▶ _Exercise instructions_
Could you return every line of the rows below word for word, leaving out the pictures?

Stored entries:

╔══

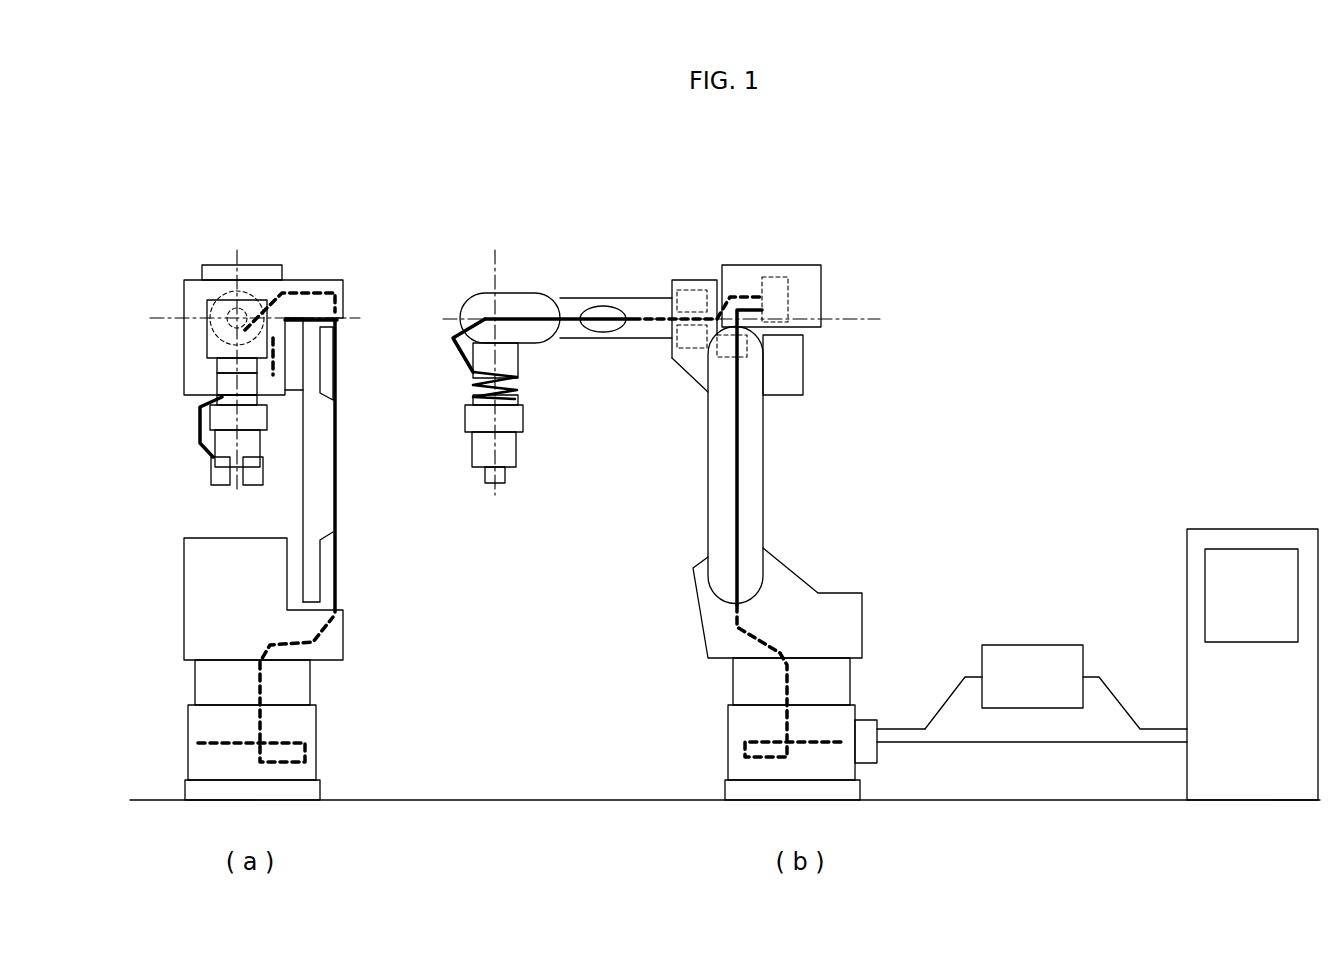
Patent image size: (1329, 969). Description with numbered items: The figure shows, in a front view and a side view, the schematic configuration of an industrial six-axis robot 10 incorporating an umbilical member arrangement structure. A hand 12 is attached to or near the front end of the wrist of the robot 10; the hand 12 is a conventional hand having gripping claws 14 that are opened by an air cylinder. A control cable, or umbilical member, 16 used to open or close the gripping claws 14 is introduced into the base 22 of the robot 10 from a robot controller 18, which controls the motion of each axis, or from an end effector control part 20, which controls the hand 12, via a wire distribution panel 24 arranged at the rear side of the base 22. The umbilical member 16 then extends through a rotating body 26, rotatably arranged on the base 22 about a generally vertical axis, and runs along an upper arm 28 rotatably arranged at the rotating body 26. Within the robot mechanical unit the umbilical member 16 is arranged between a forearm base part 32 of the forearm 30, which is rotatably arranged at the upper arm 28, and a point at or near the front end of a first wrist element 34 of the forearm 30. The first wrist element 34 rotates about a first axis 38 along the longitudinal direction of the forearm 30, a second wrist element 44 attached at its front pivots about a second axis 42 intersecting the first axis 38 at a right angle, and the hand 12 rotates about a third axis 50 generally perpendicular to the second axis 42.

The six-axis robot 10 is at (356, 210).
The hand 12 is at (460, 457).
The gripping claws 14 is at (212, 473).
The control cable 16 is at (333, 580).
The robot controller 18 is at (1248, 527).
The end effector control part 20 is at (1025, 645).
The base 22 is at (320, 722).
The wire distribution panel 24 is at (865, 767).
The rotating body 26 is at (200, 600).
The upper arm 28 is at (327, 510).
The forearm 30 is at (595, 195).
The forearm base part 32 is at (692, 280).
The first wrist element 34 is at (592, 298).
The first axis 38 is at (855, 318).
The second axis 42 is at (162, 318).
The second wrist element 44 is at (505, 358).
The third axis 50 is at (495, 490).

╚══

▶ _Reply to the exercise_
Patent image size: (1329, 969). Description with numbered items: The figure shows, in a front view and a side view, the schematic configuration of an industrial six-axis robot 10 incorporating an umbilical member arrangement structure. A hand 12 is attached to or near the front end of the wrist of the robot 10; the hand 12 is a conventional hand having gripping claws 14 that are opened by an air cylinder. A control cable, or umbilical member, 16 used to open or close the gripping claws 14 is introduced into the base 22 of the robot 10 from a robot controller 18, which controls the motion of each axis, or from an end effector control part 20, which controls the hand 12, via a wire distribution panel 24 arranged at the rear side of the base 22. The umbilical member 16 then extends through a rotating body 26, rotatably arranged on the base 22 about a generally vertical axis, and runs along an upper arm 28 rotatably arranged at the rotating body 26. Within the robot mechanical unit the umbilical member 16 is arranged between a forearm base part 32 of the forearm 30, which is rotatably arranged at the upper arm 28, and a point at or near the front end of a first wrist element 34 of the forearm 30. The first wrist element 34 rotates about a first axis 38 along the longitudinal direction of the forearm 30, a second wrist element 44 attached at its front pivots about a second axis 42 intersecting the first axis 38 at a right angle, and the hand 12 rotates about a third axis 50 generally perpendicular to the second axis 42.

The six-axis robot 10 is at (356, 210).
The hand 12 is at (460, 457).
The gripping claws 14 is at (212, 473).
The control cable 16 is at (333, 580).
The robot controller 18 is at (1248, 527).
The end effector control part 20 is at (1025, 645).
The base 22 is at (320, 722).
The wire distribution panel 24 is at (865, 767).
The rotating body 26 is at (200, 600).
The upper arm 28 is at (327, 510).
The forearm 30 is at (595, 195).
The forearm base part 32 is at (692, 280).
The first wrist element 34 is at (592, 298).
The first axis 38 is at (855, 318).
The second axis 42 is at (162, 318).
The second wrist element 44 is at (505, 358).
The third axis 50 is at (495, 490).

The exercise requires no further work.